REQUIREMENTS
Return the lines below that carry the word "median".

·····

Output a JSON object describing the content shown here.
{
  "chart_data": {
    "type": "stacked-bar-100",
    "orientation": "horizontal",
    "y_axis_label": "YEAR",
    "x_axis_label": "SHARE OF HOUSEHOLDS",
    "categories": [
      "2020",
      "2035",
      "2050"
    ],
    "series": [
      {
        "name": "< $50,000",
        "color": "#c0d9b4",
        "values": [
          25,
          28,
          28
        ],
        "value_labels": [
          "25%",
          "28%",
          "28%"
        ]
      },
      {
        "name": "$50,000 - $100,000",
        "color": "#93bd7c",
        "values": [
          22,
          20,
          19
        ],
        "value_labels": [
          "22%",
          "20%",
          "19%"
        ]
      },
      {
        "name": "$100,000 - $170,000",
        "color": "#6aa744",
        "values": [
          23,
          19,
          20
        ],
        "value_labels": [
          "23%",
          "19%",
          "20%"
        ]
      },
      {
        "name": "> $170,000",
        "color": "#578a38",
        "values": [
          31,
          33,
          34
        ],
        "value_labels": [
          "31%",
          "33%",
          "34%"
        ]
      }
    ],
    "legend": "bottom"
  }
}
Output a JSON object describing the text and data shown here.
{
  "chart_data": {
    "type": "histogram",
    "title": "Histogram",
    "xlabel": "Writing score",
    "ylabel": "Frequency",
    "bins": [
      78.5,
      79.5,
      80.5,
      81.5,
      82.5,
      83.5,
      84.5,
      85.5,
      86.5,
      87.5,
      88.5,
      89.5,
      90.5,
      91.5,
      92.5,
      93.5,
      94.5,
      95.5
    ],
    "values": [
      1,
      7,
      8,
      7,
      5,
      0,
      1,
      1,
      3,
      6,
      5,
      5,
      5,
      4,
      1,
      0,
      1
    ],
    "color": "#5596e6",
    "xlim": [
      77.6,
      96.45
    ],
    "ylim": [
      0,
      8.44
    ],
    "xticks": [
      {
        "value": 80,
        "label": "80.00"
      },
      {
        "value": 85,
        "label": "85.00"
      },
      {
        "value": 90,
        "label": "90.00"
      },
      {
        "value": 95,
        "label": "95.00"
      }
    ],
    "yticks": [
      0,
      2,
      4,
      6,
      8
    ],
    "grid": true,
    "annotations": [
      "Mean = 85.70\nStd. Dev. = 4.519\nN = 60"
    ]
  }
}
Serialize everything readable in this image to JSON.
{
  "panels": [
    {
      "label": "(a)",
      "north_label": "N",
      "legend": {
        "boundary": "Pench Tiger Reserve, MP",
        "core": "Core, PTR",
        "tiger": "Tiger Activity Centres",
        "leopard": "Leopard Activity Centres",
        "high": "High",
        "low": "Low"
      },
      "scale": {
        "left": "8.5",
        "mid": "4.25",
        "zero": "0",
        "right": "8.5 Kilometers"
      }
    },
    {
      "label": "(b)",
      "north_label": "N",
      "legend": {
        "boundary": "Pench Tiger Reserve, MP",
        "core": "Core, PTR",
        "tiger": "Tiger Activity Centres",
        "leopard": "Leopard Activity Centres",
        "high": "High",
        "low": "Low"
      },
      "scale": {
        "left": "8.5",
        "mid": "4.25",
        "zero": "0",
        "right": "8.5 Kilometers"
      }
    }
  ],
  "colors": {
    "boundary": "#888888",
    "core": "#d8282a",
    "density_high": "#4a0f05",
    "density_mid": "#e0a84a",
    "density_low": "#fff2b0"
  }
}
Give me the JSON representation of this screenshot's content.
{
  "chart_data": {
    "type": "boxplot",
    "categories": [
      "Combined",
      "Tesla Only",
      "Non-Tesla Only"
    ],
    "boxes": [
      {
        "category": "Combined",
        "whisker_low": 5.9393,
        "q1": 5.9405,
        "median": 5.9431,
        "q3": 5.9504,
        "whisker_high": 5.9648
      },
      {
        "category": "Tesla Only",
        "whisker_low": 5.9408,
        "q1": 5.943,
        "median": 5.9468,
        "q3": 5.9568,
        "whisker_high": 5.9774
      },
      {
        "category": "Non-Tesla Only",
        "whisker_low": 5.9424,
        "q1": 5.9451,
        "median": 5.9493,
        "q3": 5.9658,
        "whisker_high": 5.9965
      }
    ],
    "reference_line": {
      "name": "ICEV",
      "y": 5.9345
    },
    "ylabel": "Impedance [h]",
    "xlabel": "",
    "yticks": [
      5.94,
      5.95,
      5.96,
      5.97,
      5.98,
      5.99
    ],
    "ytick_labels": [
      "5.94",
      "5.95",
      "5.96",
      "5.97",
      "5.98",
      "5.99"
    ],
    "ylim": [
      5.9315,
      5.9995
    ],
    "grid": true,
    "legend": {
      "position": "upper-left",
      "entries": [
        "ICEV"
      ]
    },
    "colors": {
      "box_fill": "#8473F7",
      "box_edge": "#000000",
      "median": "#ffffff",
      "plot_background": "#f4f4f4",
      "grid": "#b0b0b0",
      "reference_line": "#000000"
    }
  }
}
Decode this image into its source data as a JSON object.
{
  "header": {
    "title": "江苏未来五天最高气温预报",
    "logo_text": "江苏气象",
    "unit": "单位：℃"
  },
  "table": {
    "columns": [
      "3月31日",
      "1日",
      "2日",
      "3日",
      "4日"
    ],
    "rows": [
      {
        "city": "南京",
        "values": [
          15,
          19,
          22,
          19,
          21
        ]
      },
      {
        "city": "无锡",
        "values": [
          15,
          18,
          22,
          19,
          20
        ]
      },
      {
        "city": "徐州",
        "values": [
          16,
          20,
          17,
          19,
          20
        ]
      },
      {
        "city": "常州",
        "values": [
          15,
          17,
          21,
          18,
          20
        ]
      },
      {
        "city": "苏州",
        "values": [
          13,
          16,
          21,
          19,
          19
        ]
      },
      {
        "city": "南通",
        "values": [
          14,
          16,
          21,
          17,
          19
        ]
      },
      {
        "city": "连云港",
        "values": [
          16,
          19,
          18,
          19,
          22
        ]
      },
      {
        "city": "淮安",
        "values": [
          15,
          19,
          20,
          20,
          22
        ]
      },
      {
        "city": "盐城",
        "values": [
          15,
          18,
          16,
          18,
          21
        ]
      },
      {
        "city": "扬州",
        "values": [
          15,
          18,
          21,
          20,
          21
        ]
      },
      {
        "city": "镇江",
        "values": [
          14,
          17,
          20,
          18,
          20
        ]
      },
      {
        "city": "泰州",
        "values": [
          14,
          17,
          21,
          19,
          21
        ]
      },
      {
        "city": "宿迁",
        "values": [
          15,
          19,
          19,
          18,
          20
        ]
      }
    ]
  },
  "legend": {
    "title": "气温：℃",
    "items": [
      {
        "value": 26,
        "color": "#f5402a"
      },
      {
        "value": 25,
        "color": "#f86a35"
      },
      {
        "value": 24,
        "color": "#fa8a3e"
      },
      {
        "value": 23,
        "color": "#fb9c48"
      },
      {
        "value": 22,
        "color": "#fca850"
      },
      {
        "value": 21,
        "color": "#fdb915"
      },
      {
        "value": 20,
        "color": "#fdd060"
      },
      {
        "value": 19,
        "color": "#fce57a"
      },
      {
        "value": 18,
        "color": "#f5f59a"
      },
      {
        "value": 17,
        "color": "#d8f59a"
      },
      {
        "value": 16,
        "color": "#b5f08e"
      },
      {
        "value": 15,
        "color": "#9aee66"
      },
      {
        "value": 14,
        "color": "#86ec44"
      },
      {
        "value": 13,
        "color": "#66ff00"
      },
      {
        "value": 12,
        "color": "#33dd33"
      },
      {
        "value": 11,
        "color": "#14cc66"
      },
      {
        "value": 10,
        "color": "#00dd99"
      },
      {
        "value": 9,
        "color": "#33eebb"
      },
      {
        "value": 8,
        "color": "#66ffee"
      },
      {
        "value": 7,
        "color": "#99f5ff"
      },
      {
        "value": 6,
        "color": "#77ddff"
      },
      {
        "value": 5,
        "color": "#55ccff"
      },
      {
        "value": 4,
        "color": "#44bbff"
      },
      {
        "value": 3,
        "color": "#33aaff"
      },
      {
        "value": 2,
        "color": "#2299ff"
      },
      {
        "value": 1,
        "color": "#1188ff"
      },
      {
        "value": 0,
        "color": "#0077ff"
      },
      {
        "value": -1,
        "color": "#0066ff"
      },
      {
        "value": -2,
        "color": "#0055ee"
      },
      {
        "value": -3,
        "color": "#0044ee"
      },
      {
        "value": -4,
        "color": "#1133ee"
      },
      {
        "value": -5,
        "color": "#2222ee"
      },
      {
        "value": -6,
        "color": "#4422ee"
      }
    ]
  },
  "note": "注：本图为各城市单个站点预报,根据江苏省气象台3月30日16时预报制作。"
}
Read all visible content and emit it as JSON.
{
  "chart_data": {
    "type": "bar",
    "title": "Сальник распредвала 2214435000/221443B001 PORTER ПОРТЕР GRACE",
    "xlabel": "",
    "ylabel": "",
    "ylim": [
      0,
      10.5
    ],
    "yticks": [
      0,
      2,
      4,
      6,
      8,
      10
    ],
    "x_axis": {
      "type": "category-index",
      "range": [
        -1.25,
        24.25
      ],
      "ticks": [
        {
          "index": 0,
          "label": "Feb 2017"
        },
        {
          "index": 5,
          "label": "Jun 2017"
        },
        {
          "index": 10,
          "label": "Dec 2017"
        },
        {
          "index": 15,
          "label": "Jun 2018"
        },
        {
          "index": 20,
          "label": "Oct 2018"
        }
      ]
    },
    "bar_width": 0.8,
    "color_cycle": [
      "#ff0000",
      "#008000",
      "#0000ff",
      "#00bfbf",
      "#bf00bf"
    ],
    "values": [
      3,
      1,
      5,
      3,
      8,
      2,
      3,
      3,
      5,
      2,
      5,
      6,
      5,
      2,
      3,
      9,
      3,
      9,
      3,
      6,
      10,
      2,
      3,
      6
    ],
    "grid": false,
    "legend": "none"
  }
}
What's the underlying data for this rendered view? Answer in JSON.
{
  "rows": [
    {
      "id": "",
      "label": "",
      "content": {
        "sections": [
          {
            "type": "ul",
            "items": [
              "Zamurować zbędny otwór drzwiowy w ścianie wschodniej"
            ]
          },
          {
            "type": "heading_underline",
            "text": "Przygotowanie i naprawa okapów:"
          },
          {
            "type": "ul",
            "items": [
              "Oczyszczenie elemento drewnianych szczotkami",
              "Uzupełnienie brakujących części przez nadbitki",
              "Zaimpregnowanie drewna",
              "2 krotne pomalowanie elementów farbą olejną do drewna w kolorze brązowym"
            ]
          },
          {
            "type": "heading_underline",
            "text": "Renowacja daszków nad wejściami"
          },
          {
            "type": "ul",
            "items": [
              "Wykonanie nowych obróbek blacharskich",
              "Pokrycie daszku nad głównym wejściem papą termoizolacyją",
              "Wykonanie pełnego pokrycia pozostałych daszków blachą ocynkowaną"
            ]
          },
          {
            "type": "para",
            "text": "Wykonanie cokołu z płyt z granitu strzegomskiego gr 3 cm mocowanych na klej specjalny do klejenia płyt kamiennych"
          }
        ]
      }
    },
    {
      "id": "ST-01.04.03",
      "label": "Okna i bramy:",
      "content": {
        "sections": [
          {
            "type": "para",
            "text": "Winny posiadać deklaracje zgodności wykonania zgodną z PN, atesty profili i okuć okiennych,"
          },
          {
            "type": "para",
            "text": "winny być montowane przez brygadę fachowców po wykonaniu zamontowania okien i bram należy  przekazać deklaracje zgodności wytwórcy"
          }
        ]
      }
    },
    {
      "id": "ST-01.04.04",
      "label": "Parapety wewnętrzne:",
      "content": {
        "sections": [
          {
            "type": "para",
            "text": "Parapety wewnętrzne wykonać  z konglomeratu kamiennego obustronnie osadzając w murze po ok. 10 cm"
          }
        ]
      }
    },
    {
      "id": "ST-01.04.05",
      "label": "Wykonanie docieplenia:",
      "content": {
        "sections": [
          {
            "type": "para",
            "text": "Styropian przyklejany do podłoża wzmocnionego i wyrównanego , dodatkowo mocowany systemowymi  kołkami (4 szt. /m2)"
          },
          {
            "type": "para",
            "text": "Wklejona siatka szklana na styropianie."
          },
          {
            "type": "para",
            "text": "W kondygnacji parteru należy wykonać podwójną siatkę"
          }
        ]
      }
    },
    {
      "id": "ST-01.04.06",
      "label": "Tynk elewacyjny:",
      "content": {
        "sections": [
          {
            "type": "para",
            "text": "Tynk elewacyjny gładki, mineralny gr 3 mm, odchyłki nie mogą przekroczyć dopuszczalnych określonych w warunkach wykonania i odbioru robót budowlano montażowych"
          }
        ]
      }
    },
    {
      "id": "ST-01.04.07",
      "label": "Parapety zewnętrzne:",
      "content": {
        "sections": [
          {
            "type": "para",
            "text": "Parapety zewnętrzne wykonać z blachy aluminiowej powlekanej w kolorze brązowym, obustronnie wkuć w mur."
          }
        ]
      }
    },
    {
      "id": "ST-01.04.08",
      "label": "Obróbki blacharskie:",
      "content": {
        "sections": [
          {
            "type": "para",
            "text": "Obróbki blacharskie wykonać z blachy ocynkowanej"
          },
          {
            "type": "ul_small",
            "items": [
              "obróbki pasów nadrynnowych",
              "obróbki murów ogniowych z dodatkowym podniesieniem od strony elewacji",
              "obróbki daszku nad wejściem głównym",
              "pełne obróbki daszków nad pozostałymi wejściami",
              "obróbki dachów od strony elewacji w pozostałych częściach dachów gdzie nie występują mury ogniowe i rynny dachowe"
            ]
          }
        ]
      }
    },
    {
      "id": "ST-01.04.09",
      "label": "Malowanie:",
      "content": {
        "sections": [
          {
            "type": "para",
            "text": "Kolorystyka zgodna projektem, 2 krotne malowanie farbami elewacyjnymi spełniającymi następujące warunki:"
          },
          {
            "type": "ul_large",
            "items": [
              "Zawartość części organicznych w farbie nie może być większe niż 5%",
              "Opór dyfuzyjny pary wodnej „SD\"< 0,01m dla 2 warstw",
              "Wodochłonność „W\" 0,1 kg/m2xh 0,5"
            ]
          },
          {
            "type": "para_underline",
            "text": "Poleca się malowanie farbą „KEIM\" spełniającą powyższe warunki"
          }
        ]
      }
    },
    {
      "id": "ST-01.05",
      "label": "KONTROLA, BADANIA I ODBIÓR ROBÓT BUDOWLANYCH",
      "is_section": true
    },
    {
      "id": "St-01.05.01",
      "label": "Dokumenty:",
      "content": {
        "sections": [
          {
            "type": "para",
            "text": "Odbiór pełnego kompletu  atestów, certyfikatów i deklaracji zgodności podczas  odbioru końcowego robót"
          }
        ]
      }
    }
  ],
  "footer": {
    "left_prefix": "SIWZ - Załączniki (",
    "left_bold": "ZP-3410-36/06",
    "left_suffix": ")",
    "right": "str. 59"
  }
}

·····

COMPLETE RESPONSE
        "median": 5.9431,
        "median": 5.9468,
        "median": 5.9493,
      "median": "#ffffff",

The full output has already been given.